# Work instructions
Copy every line of the data that includes the string "Outlook".

++++++++

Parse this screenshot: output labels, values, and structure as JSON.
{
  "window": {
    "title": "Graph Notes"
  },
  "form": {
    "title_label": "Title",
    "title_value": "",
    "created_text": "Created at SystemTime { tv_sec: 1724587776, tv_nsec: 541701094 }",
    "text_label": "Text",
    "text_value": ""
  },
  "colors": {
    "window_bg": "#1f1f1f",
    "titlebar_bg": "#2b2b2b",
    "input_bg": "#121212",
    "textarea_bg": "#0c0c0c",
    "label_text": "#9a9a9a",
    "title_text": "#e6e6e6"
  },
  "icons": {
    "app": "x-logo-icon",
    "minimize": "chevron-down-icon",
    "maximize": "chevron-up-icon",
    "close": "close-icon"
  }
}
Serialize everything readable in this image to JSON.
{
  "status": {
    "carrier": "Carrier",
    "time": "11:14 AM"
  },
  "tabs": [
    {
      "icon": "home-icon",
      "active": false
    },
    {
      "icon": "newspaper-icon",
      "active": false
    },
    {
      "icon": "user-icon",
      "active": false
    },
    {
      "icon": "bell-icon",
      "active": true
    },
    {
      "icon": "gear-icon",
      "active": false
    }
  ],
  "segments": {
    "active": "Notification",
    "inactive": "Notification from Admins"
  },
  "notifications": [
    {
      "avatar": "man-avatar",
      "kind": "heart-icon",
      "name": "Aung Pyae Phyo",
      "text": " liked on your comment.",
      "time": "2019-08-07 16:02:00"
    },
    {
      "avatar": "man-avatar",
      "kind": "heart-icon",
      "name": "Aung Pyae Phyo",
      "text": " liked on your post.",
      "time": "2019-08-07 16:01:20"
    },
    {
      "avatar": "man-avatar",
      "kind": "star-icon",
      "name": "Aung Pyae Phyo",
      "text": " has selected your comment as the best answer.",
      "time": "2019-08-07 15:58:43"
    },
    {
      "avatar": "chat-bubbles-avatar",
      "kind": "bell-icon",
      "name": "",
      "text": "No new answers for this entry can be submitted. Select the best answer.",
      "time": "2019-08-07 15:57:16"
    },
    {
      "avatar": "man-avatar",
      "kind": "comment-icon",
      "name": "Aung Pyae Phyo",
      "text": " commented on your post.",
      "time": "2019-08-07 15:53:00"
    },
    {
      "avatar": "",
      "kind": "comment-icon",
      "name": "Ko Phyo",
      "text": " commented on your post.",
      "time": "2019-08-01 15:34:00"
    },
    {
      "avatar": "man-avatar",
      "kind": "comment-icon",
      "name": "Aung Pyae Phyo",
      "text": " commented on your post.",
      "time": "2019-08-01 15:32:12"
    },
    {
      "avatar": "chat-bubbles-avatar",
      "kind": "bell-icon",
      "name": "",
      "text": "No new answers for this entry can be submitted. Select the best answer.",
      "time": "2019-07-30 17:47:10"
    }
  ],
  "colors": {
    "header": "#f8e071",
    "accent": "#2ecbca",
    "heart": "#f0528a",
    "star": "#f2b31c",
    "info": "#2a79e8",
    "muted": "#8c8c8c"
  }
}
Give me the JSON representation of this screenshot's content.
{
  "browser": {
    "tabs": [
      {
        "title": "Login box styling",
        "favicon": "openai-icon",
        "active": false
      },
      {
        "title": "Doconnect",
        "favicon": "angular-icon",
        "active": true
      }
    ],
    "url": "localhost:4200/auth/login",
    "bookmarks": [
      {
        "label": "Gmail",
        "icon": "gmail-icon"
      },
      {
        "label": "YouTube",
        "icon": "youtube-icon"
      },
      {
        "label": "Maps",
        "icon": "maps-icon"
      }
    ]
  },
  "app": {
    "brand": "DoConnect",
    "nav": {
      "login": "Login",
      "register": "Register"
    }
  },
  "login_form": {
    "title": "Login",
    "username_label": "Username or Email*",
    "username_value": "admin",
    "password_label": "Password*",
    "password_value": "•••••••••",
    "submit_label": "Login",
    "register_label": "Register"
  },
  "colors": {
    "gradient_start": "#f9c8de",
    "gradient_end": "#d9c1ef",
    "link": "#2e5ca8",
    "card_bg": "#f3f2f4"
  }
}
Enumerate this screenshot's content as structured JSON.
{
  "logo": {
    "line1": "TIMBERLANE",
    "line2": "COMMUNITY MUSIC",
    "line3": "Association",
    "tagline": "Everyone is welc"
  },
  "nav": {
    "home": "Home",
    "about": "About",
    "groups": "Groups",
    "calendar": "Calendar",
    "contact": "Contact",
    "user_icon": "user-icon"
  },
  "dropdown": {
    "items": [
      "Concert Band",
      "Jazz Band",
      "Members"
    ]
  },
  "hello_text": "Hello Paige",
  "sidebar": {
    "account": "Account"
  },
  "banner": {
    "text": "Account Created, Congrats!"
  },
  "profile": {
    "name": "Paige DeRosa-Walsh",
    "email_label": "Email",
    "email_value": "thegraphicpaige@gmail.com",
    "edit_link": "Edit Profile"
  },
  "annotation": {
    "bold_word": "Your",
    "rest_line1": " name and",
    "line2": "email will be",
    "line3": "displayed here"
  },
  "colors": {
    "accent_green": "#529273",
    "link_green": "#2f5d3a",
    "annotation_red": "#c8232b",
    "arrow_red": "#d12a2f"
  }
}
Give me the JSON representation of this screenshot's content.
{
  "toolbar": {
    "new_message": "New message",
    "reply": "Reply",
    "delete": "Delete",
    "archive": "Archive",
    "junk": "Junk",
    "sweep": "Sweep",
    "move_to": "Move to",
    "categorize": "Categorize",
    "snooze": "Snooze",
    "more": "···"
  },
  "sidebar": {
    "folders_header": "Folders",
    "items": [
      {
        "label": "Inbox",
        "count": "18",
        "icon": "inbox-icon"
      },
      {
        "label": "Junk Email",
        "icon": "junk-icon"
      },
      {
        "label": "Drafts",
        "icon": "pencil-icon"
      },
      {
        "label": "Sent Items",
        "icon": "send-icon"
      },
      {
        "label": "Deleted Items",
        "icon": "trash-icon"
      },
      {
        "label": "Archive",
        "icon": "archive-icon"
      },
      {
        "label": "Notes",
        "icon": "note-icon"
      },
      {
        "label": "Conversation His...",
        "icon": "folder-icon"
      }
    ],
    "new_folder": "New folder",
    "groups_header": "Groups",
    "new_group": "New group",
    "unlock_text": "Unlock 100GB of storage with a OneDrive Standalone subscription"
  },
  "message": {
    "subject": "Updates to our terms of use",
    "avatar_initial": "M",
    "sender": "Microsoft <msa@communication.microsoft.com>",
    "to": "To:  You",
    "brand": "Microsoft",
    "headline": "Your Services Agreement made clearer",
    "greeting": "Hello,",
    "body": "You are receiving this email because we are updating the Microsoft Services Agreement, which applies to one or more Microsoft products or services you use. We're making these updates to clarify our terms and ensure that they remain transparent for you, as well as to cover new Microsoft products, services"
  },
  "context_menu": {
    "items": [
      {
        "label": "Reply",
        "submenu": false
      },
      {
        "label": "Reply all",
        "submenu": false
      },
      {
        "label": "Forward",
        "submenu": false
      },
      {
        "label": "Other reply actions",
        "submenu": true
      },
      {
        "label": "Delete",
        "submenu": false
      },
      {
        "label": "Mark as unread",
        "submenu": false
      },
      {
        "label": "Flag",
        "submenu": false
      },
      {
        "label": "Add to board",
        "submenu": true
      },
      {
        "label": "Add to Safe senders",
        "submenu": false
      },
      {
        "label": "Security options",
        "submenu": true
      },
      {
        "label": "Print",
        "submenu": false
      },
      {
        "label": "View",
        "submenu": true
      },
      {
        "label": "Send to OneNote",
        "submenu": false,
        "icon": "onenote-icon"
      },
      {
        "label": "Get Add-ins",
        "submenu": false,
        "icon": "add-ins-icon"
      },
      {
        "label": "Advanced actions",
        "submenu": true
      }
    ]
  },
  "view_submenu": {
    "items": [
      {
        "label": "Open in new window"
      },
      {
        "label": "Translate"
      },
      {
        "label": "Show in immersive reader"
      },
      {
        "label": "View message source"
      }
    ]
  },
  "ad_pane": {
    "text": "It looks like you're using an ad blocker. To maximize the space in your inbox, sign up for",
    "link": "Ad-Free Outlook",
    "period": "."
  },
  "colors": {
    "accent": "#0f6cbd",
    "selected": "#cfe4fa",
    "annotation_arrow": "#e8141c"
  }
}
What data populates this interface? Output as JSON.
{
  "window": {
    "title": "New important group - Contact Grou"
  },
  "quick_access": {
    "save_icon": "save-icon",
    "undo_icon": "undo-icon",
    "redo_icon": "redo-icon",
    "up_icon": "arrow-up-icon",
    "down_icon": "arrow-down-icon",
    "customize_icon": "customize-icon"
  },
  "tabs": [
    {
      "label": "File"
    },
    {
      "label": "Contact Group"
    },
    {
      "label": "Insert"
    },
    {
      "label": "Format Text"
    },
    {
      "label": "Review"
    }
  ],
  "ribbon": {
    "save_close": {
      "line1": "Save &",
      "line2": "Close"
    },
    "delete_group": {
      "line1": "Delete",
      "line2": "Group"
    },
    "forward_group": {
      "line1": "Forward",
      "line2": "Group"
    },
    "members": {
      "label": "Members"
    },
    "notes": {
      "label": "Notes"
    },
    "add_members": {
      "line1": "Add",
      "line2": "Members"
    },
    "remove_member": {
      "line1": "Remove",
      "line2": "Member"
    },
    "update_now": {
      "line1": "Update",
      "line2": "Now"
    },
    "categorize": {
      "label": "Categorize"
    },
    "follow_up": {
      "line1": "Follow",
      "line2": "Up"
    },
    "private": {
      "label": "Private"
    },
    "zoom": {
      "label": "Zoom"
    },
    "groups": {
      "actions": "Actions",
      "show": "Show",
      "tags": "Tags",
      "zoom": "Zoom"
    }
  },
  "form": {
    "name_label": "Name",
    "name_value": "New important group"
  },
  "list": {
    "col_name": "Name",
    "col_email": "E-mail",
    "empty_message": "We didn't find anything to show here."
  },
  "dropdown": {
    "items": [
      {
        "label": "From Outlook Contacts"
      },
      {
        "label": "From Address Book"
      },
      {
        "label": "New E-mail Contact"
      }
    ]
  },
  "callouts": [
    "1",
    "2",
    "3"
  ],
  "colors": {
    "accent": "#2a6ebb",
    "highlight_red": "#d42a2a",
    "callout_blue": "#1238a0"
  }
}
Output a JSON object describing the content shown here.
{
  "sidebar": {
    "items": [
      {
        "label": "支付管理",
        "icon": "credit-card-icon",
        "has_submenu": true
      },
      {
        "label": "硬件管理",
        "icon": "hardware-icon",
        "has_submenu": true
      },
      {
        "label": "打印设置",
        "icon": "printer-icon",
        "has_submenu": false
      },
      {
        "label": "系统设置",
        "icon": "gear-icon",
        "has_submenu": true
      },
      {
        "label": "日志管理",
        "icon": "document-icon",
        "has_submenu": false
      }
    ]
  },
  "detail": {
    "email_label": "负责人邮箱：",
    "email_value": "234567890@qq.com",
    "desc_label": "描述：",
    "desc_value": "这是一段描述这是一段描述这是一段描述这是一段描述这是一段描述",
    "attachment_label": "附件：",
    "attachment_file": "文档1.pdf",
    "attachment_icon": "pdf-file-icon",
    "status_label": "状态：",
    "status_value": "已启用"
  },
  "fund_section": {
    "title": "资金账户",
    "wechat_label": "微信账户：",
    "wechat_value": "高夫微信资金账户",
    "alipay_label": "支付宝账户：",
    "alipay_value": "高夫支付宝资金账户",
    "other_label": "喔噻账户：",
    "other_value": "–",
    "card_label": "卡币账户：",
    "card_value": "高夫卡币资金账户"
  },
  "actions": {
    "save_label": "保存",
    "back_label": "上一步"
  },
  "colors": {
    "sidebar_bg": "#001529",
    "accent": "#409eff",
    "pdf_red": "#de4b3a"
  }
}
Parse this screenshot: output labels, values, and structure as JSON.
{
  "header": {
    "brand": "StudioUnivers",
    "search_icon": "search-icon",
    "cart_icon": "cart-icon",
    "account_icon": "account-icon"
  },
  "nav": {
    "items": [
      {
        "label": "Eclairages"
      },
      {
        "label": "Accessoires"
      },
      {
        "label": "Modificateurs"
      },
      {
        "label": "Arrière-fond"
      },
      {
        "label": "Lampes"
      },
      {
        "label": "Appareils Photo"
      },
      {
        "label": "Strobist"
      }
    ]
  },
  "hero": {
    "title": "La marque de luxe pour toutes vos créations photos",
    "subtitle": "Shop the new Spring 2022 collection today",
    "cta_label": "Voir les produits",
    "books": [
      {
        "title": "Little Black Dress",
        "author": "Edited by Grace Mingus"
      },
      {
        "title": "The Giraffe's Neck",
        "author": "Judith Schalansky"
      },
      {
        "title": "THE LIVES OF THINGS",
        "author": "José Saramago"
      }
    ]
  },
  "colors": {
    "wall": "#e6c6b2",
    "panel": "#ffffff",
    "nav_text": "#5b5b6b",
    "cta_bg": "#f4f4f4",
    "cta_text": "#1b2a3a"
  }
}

++++++++

# The solution
    "link": "Ad-Free Outlook",
        "label": "From Outlook Contacts"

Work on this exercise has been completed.